Search the data below for "dentro"; list each line that holds it.

◆ ◆ ◆

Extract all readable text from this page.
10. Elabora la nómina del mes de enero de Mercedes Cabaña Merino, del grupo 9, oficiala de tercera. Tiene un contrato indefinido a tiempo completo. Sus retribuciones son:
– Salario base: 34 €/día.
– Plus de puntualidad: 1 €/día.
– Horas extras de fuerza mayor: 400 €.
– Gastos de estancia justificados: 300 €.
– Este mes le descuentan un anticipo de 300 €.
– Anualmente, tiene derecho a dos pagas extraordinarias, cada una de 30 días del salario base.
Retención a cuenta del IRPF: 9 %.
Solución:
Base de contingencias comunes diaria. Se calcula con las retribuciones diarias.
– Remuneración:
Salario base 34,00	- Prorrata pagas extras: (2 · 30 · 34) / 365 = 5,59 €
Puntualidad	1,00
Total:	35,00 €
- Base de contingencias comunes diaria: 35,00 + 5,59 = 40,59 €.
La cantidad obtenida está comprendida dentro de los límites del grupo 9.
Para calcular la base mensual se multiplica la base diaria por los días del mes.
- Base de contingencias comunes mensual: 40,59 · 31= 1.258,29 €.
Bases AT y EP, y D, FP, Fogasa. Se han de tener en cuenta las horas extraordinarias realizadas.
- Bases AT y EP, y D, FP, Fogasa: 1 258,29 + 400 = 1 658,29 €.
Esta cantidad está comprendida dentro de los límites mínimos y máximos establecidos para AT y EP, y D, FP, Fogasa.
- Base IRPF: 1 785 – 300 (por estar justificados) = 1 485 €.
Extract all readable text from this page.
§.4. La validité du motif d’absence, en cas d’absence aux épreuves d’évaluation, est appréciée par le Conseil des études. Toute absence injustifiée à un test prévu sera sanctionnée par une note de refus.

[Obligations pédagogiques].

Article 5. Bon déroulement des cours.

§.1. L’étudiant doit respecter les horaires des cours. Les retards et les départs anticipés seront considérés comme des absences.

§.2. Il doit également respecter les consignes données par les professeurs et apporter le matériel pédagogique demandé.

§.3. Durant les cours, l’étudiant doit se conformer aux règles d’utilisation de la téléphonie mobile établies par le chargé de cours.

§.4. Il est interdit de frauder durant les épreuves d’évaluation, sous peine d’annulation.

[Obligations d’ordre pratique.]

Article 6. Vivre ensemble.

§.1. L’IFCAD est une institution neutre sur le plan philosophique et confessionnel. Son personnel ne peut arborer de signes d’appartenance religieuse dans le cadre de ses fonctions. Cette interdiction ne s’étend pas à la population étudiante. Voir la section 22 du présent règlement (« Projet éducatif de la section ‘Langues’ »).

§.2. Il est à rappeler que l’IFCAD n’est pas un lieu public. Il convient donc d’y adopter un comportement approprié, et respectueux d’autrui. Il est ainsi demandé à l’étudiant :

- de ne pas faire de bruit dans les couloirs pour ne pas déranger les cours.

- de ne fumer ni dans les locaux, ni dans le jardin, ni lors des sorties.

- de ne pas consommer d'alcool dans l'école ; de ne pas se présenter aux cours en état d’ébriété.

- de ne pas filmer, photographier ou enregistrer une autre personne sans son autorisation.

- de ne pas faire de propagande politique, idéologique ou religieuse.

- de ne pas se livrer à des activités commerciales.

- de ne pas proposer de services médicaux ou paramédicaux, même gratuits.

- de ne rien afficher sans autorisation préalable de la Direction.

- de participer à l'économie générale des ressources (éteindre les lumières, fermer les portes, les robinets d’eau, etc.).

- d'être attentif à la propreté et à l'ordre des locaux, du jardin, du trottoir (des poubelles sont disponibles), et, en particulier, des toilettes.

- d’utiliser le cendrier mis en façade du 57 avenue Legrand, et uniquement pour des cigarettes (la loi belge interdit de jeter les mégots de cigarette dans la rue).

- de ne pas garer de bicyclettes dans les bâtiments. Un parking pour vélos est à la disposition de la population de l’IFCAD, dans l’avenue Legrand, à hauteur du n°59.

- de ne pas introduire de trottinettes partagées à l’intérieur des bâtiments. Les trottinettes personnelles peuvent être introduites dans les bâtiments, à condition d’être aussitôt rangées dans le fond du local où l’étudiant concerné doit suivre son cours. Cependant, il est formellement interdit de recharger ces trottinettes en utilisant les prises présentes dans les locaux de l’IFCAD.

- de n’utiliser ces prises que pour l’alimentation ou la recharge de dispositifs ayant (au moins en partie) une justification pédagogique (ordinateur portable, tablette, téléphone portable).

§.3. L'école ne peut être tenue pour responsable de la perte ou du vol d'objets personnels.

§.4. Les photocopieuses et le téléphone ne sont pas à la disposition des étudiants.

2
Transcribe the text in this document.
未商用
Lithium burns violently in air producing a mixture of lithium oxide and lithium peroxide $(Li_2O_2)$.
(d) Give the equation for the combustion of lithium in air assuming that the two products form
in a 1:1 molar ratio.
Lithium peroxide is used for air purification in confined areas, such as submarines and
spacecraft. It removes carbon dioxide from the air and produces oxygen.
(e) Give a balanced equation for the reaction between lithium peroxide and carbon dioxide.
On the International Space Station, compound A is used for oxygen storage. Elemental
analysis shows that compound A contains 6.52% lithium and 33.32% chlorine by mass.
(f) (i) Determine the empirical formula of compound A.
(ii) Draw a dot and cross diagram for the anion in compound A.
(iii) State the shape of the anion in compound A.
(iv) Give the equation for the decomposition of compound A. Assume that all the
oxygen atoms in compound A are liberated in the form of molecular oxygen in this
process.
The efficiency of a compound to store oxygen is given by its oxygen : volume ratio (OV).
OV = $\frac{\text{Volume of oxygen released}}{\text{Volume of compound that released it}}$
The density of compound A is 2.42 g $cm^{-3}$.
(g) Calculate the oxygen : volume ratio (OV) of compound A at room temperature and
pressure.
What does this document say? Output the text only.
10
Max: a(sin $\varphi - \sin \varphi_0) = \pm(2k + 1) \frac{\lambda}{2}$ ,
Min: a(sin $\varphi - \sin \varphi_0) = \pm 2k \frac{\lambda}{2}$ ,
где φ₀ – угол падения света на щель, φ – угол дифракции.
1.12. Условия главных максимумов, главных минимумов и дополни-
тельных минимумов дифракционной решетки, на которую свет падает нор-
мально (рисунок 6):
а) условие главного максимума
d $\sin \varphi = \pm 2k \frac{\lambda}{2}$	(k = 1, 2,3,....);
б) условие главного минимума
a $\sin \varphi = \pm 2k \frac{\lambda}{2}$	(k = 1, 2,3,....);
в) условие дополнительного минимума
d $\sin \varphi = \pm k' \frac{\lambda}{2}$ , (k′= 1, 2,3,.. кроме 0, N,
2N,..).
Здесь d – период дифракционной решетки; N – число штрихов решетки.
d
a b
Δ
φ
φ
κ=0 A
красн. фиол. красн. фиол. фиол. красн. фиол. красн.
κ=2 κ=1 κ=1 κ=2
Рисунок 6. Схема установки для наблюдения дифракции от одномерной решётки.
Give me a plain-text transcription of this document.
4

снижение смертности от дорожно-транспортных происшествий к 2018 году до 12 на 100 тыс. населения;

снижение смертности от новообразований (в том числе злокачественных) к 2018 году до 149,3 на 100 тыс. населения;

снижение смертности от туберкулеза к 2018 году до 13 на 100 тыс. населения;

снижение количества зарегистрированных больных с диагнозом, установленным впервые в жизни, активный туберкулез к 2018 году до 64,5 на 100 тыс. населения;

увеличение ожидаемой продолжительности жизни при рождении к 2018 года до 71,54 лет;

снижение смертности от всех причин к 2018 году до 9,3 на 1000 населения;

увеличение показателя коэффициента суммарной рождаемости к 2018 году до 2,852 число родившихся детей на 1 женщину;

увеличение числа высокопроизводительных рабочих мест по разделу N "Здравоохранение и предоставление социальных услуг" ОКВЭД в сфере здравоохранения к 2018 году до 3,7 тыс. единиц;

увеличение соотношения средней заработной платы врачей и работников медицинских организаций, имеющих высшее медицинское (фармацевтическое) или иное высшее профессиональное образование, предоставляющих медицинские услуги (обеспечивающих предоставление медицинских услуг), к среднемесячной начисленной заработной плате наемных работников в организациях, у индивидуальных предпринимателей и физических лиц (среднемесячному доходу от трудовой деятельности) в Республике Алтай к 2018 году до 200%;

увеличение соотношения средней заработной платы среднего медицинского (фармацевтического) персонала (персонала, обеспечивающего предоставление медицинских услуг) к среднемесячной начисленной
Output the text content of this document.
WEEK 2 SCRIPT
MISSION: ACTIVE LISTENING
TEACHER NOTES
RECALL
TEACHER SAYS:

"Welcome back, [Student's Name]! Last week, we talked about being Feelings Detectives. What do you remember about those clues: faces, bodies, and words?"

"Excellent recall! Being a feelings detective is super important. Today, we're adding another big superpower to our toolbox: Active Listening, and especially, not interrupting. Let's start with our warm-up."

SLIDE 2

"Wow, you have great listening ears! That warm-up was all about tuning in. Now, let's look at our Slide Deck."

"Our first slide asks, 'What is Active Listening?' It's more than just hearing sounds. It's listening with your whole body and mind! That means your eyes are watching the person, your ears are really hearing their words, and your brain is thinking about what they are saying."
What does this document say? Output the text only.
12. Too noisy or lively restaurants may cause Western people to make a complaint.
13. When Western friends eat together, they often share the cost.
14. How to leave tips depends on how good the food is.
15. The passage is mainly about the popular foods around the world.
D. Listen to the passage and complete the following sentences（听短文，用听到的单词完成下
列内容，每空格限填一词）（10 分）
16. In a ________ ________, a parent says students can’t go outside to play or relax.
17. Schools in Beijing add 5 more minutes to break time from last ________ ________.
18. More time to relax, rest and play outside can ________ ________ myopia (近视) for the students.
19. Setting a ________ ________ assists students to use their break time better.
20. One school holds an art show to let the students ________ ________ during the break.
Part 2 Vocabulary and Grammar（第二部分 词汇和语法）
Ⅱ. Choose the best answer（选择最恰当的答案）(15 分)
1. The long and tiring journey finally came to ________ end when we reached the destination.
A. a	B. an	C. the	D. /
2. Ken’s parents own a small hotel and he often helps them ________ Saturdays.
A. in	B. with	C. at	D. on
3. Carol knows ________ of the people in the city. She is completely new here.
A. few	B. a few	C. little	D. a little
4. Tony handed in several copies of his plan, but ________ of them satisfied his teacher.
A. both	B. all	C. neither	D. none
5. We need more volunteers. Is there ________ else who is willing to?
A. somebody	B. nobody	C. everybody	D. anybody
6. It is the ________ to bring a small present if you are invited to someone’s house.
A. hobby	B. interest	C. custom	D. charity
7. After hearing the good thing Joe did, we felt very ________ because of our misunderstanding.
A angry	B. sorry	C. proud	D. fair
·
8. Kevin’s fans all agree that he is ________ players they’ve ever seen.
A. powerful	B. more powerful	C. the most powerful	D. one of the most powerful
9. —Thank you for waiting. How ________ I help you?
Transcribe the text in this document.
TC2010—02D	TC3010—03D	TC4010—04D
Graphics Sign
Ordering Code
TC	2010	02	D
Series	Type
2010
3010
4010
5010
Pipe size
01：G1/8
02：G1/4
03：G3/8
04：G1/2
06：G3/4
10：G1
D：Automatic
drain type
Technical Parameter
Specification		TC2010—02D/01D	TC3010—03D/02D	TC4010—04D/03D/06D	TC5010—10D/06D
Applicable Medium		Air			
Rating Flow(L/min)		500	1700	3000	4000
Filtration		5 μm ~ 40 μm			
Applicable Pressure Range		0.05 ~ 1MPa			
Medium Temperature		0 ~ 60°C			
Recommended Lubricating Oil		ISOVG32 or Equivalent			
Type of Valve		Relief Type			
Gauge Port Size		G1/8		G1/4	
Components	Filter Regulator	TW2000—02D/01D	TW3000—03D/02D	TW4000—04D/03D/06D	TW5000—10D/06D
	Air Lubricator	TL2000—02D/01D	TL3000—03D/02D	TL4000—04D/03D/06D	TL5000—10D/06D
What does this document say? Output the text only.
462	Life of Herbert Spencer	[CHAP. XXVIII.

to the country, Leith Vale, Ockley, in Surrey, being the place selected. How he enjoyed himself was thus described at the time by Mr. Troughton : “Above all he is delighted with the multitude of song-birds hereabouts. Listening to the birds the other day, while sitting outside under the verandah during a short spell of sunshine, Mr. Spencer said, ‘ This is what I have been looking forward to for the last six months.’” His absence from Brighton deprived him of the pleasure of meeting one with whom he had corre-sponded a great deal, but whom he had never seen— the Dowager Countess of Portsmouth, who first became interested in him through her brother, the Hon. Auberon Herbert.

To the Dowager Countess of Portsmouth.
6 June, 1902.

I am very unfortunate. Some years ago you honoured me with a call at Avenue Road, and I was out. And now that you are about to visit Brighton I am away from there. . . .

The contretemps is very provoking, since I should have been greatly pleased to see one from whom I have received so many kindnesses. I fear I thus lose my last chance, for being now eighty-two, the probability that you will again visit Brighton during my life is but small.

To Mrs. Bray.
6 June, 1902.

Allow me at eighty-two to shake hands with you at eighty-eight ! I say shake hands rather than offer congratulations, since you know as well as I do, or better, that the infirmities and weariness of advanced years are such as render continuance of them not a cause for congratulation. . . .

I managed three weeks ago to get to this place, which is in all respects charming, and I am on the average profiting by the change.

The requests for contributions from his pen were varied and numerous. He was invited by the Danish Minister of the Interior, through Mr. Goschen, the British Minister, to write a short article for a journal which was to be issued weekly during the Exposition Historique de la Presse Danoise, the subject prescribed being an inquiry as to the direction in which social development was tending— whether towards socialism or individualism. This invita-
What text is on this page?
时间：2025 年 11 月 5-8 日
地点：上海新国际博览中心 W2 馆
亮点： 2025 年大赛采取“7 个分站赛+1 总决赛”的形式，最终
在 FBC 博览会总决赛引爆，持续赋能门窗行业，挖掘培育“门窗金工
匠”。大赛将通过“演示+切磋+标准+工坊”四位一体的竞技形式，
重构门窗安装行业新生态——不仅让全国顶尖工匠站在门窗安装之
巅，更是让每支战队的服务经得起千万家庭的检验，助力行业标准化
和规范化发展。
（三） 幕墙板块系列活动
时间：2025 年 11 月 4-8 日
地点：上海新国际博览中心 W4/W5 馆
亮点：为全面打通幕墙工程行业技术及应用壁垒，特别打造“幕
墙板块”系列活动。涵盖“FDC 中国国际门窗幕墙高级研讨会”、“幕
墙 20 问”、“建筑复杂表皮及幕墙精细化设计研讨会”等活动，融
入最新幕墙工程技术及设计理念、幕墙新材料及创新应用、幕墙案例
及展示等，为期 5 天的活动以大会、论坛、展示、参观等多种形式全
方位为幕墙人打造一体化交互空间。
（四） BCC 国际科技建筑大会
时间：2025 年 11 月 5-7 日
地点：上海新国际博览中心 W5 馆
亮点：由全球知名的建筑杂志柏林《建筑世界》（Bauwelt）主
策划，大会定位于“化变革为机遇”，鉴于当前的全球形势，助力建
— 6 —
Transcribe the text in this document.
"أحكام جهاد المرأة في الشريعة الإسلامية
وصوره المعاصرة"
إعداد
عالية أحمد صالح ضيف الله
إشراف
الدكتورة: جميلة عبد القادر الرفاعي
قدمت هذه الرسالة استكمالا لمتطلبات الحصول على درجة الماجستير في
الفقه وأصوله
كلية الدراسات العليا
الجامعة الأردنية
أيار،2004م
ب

◆ ◆ ◆

**Written answer**
La cantidad obtenida está comprendida dentro de los límites del grupo 9.
Esta cantidad está comprendida dentro de los límites mínimos y máximos establecidos para AT y EP, y D, FP, Fogasa.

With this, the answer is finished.